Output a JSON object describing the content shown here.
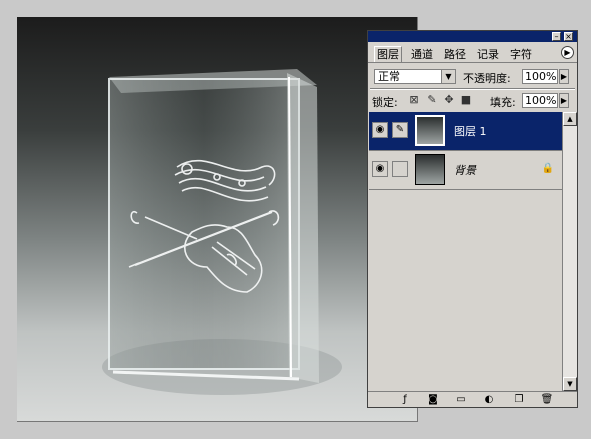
{
  "panel": {
    "tabs": [
      "图层",
      "通道",
      "路径",
      "记录",
      "字符"
    ],
    "blend_mode": "正常",
    "opacity_label": "不透明度:",
    "opacity_value": "100%",
    "lock_label": "锁定:",
    "fill_label": "填充:",
    "fill_value": "100%",
    "layers": [
      {
        "name": "图层 1",
        "selected": true
      },
      {
        "name": "背景",
        "selected": false,
        "locked": true
      }
    ]
  },
  "icons": {
    "eye": "eye-icon",
    "brush": "brush-icon",
    "lock": "lock-icon",
    "menu": "panel-menu-arrow-icon",
    "bottom": [
      "layer-style-icon",
      "mask-icon",
      "new-group-icon",
      "adjustment-layer-icon",
      "new-layer-icon",
      "trash-icon"
    ]
  },
  "colors": {
    "selection": "#0a246a",
    "panel_bg": "#d6d3ce"
  }
}
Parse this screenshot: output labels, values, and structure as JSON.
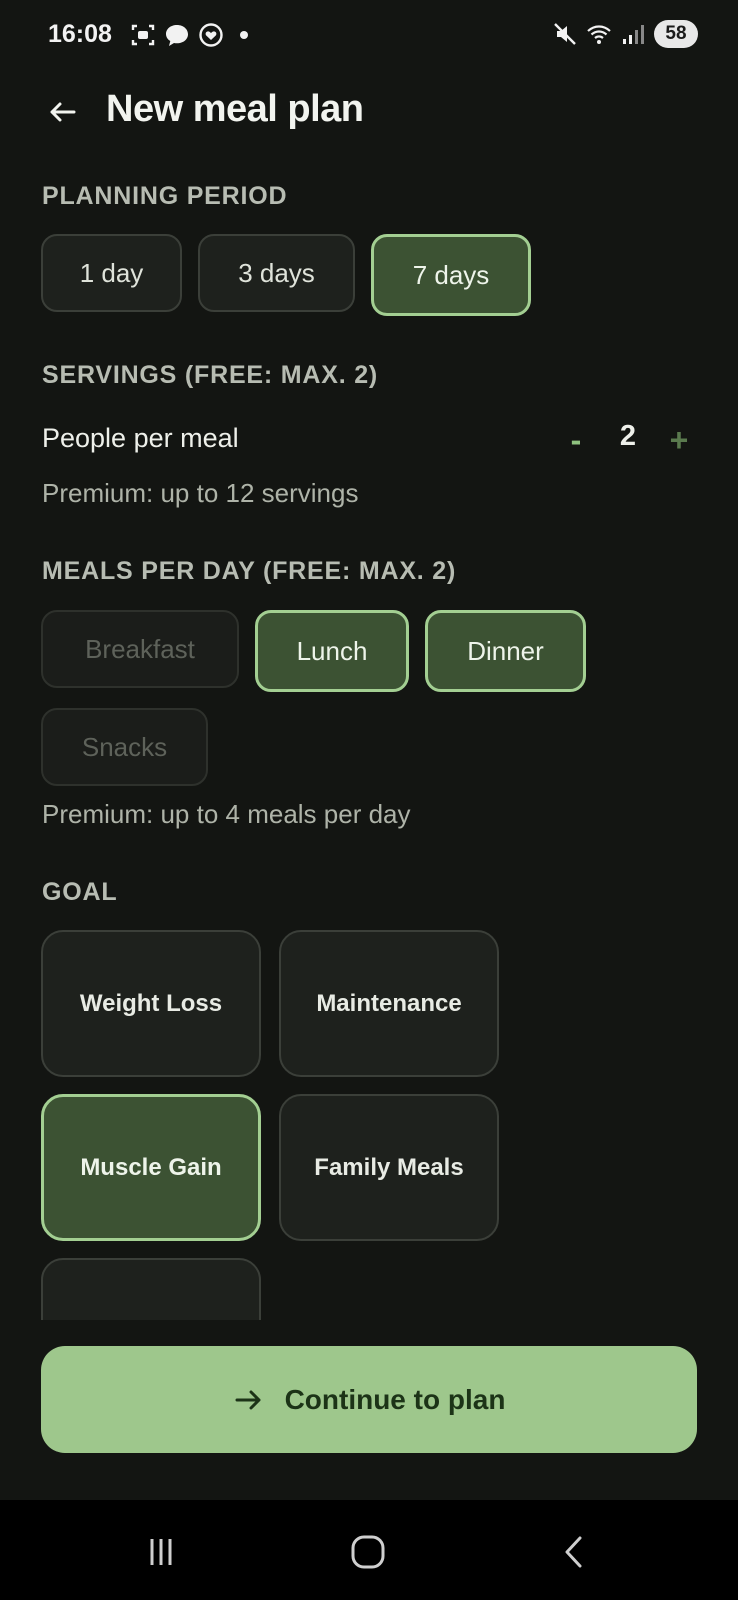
{
  "status_bar": {
    "time": "16:08",
    "battery": "58",
    "icons_left": [
      "screenshot-icon",
      "chat-bubble-icon",
      "heart-chat-icon",
      "notification-dot"
    ],
    "icons_right": [
      "mute-icon",
      "wifi-icon",
      "signal-icon",
      "battery-icon"
    ]
  },
  "header": {
    "title": "New meal plan",
    "back_icon": "arrow-left-icon"
  },
  "planning_period": {
    "label": "PLANNING PERIOD",
    "options": [
      {
        "label": "1 day",
        "selected": false
      },
      {
        "label": "3 days",
        "selected": false
      },
      {
        "label": "7 days",
        "selected": true
      }
    ]
  },
  "servings": {
    "label": "SERVINGS (FREE: MAX. 2)",
    "row_label": "People per meal",
    "minus": "-",
    "value": "2",
    "plus": "+",
    "note": "Premium: up to 12 servings"
  },
  "meals": {
    "label": "MEALS PER DAY (FREE: MAX. 2)",
    "options": [
      {
        "label": "Breakfast",
        "state": "disabled"
      },
      {
        "label": "Lunch",
        "state": "selected"
      },
      {
        "label": "Dinner",
        "state": "selected"
      },
      {
        "label": "Snacks",
        "state": "disabled"
      }
    ],
    "note": "Premium: up to 4 meals per day"
  },
  "goal": {
    "label": "GOAL",
    "options": [
      {
        "label": "Weight Loss",
        "selected": false
      },
      {
        "label": "Maintenance",
        "selected": false
      },
      {
        "label": "Muscle Gain",
        "selected": true
      },
      {
        "label": "Family Meals",
        "selected": false
      }
    ]
  },
  "continue_button": {
    "label": "Continue to plan",
    "icon": "arrow-right-icon"
  },
  "colors": {
    "background": "#131512",
    "accent": "#9ec78c",
    "selected_fill": "#3c5233",
    "selected_border": "#a3cf92"
  },
  "nav_bar": {
    "icons": [
      "recent-apps-icon",
      "home-icon",
      "back-icon"
    ]
  }
}
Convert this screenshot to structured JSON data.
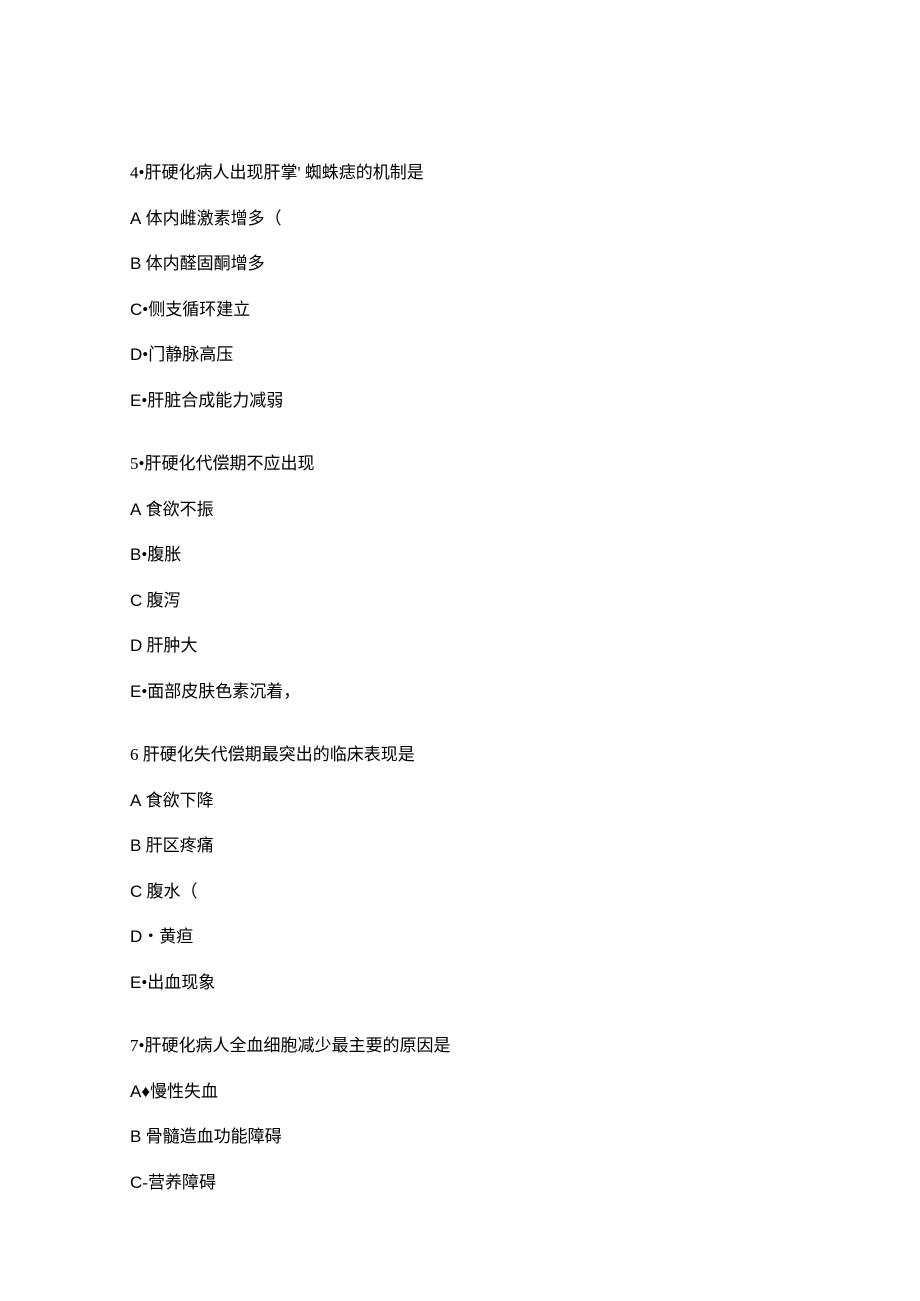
{
  "questions": [
    {
      "stem": "4•肝硬化病人出现肝掌' 蜘蛛痣的机制是",
      "options": [
        {
          "letter": "A",
          "sep": " ",
          "text": "体内雌激素增多（"
        },
        {
          "letter": "B",
          "sep": " ",
          "text": "体内醛固酮增多"
        },
        {
          "letter": "C",
          "sep": "•",
          "text": "侧支循环建立"
        },
        {
          "letter": "D",
          "sep": "•",
          "text": "门静脉高压"
        },
        {
          "letter": "E",
          "sep": "•",
          "text": "肝脏合成能力减弱"
        }
      ]
    },
    {
      "stem": "5•肝硬化代偿期不应出现",
      "options": [
        {
          "letter": "A",
          "sep": " ",
          "text": "食欲不振"
        },
        {
          "letter": "B",
          "sep": "•",
          "text": "腹胀"
        },
        {
          "letter": "C",
          "sep": " ",
          "text": "腹泻"
        },
        {
          "letter": "D",
          "sep": " ",
          "text": "肝肿大"
        },
        {
          "letter": "E",
          "sep": "•",
          "text": "面部皮肤色素沉着，"
        }
      ]
    },
    {
      "stem": "6 肝硬化失代偿期最突出的临床表现是",
      "options": [
        {
          "letter": "A",
          "sep": " ",
          "text": "食欲下降"
        },
        {
          "letter": "B",
          "sep": " ",
          "text": "肝区疼痛"
        },
        {
          "letter": "C",
          "sep": " ",
          "text": "腹水（"
        },
        {
          "letter": "D",
          "sep": "・",
          "text": "黄疸"
        },
        {
          "letter": "E",
          "sep": "•",
          "text": "出血现象"
        }
      ]
    },
    {
      "stem": "7•肝硬化病人全血细胞减少最主要的原因是",
      "options": [
        {
          "letter": "A",
          "sep": "♦",
          "text": "慢性失血"
        },
        {
          "letter": "B",
          "sep": " ",
          "text": "骨髓造血功能障碍"
        },
        {
          "letter": "C",
          "sep": "-",
          "text": "营养障碍"
        }
      ]
    }
  ]
}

------

Write out the material above again, word for word, minus its pictures.

◆ SOLUTION
Output a JSON object describing the content shown here.
{
  "panel": {
    "tabs": [
      "图层",
      "通道",
      "路径",
      "记录",
      "字符"
    ],
    "blend_mode": "正常",
    "opacity_label": "不透明度:",
    "opacity_value": "100%",
    "lock_label": "锁定:",
    "fill_label": "填充:",
    "fill_value": "100%",
    "layers": [
      {
        "name": "图层 1",
        "selected": true
      },
      {
        "name": "背景",
        "selected": false,
        "locked": true
      }
    ]
  },
  "icons": {
    "eye": "eye-icon",
    "brush": "brush-icon",
    "lock": "lock-icon",
    "menu": "panel-menu-arrow-icon",
    "bottom": [
      "layer-style-icon",
      "mask-icon",
      "new-group-icon",
      "adjustment-layer-icon",
      "new-layer-icon",
      "trash-icon"
    ]
  },
  "colors": {
    "selection": "#0a246a",
    "panel_bg": "#d6d3ce"
  }
}
Parse this screenshot: output labels, values, and structure as JSON.
{
  "status_bar": {
    "time": "16:08",
    "battery": "58",
    "icons_left": [
      "screenshot-icon",
      "chat-bubble-icon",
      "heart-chat-icon",
      "notification-dot"
    ],
    "icons_right": [
      "mute-icon",
      "wifi-icon",
      "signal-icon",
      "battery-icon"
    ]
  },
  "header": {
    "title": "New meal plan",
    "back_icon": "arrow-left-icon"
  },
  "planning_period": {
    "label": "PLANNING PERIOD",
    "options": [
      {
        "label": "1 day",
        "selected": false
      },
      {
        "label": "3 days",
        "selected": false
      },
      {
        "label": "7 days",
        "selected": true
      }
    ]
  },
  "servings": {
    "label": "SERVINGS (FREE: MAX. 2)",
    "row_label": "People per meal",
    "minus": "-",
    "value": "2",
    "plus": "+",
    "note": "Premium: up to 12 servings"
  },
  "meals": {
    "label": "MEALS PER DAY (FREE: MAX. 2)",
    "options": [
      {
        "label": "Breakfast",
        "state": "disabled"
      },
      {
        "label": "Lunch",
        "state": "selected"
      },
      {
        "label": "Dinner",
        "state": "selected"
      },
      {
        "label": "Snacks",
        "state": "disabled"
      }
    ],
    "note": "Premium: up to 4 meals per day"
  },
  "goal": {
    "label": "GOAL",
    "options": [
      {
        "label": "Weight Loss",
        "selected": false
      },
      {
        "label": "Maintenance",
        "selected": false
      },
      {
        "label": "Muscle Gain",
        "selected": true
      },
      {
        "label": "Family Meals",
        "selected": false
      }
    ]
  },
  "continue_button": {
    "label": "Continue to plan",
    "icon": "arrow-right-icon"
  },
  "colors": {
    "background": "#131512",
    "accent": "#9ec78c",
    "selected_fill": "#3c5233",
    "selected_border": "#a3cf92"
  },
  "nav_bar": {
    "icons": [
      "recent-apps-icon",
      "home-icon",
      "back-icon"
    ]
  }
}
Convert this screenshot to structured JSON data.
{
  "questions": [
    {
      "stem": "4•肝硬化病人出现肝掌' 蜘蛛痣的机制是",
      "options": [
        {
          "letter": "A",
          "sep": " ",
          "text": "体内雌激素增多（"
        },
        {
          "letter": "B",
          "sep": " ",
          "text": "体内醛固酮增多"
        },
        {
          "letter": "C",
          "sep": "•",
          "text": "侧支循环建立"
        },
        {
          "letter": "D",
          "sep": "•",
          "text": "门静脉高压"
        },
        {
          "letter": "E",
          "sep": "•",
          "text": "肝脏合成能力减弱"
        }
      ]
    },
    {
      "stem": "5•肝硬化代偿期不应出现",
      "options": [
        {
          "letter": "A",
          "sep": " ",
          "text": "食欲不振"
        },
        {
          "letter": "B",
          "sep": "•",
          "text": "腹胀"
        },
        {
          "letter": "C",
          "sep": " ",
          "text": "腹泻"
        },
        {
          "letter": "D",
          "sep": " ",
          "text": "肝肿大"
        },
        {
          "letter": "E",
          "sep": "•",
          "text": "面部皮肤色素沉着，"
        }
      ]
    },
    {
      "stem": "6 肝硬化失代偿期最突出的临床表现是",
      "options": [
        {
          "letter": "A",
          "sep": " ",
          "text": "食欲下降"
        },
        {
          "letter": "B",
          "sep": " ",
          "text": "肝区疼痛"
        },
        {
          "letter": "C",
          "sep": " ",
          "text": "腹水（"
        },
        {
          "letter": "D",
          "sep": "・",
          "text": "黄疸"
        },
        {
          "letter": "E",
          "sep": "•",
          "text": "出血现象"
        }
      ]
    },
    {
      "stem": "7•肝硬化病人全血细胞减少最主要的原因是",
      "options": [
        {
          "letter": "A",
          "sep": "♦",
          "text": "慢性失血"
        },
        {
          "letter": "B",
          "sep": " ",
          "text": "骨髓造血功能障碍"
        },
        {
          "letter": "C",
          "sep": "-",
          "text": "营养障碍"
        }
      ]
    }
  ]
}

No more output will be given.